### ENTRIES SHOWN:
:::::
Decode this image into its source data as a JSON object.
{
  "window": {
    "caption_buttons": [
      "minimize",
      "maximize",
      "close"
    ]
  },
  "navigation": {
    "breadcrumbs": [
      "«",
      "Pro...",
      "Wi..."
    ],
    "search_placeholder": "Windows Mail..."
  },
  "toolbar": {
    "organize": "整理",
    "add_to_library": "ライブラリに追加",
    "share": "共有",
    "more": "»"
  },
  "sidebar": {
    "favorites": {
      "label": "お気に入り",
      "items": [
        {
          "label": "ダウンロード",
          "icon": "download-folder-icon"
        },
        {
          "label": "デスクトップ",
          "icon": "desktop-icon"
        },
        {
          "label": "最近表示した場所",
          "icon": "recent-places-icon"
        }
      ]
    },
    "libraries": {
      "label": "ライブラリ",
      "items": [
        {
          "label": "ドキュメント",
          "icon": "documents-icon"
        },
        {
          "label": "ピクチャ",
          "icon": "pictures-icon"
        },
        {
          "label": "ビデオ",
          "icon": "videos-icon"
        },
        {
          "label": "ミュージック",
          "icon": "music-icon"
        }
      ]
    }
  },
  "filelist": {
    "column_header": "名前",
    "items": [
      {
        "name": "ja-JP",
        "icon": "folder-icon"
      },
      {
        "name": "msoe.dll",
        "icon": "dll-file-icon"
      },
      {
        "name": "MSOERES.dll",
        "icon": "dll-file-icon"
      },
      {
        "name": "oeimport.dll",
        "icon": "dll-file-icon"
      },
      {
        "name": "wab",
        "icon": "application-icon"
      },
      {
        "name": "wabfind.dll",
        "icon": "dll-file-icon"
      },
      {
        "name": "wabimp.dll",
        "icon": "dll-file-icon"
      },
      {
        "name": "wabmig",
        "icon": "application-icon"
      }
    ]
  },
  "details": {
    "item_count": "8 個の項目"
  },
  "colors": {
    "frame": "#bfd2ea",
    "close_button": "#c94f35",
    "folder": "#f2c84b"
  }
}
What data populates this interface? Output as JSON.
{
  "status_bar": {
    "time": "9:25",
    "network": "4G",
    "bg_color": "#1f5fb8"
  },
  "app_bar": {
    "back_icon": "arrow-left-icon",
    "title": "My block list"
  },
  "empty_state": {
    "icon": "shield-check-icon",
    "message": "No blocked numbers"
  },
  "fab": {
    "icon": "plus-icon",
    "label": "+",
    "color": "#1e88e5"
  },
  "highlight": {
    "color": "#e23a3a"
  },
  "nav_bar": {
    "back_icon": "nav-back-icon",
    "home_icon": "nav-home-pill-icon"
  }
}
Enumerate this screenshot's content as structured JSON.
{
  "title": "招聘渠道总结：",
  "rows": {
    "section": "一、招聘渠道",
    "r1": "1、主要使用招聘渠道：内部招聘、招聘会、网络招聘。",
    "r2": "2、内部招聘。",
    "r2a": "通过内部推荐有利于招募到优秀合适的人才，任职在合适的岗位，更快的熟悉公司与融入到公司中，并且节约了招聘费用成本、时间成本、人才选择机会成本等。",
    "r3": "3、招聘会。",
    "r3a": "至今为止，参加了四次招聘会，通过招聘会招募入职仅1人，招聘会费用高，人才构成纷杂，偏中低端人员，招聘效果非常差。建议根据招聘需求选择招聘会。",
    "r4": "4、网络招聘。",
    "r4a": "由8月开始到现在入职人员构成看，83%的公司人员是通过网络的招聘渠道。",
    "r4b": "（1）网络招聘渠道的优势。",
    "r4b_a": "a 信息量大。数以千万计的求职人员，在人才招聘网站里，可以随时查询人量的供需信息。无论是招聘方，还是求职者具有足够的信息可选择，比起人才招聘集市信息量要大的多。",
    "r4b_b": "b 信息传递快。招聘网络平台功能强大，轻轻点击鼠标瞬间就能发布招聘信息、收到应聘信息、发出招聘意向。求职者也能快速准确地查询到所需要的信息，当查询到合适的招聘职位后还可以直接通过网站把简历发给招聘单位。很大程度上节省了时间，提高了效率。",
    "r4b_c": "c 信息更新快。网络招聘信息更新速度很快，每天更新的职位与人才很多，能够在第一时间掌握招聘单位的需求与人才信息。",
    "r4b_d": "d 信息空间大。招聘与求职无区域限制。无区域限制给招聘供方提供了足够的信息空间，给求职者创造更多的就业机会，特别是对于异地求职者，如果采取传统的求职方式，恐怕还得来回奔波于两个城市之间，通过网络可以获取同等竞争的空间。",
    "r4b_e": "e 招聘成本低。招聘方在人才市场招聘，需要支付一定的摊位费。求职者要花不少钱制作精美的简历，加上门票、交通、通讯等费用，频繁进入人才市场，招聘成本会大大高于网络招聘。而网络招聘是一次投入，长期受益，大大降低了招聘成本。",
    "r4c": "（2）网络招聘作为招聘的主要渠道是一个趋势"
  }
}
:::::
### PROBLEM DESCRIPTION:
Each line that holds the word "JSON" should be extracted from the records.

### SOLUTION FOR THIS PROBLEM:
Decode this image into its source data as a JSON object.
What data populates this interface? Output as JSON.
Enumerate this screenshot's content as structured JSON.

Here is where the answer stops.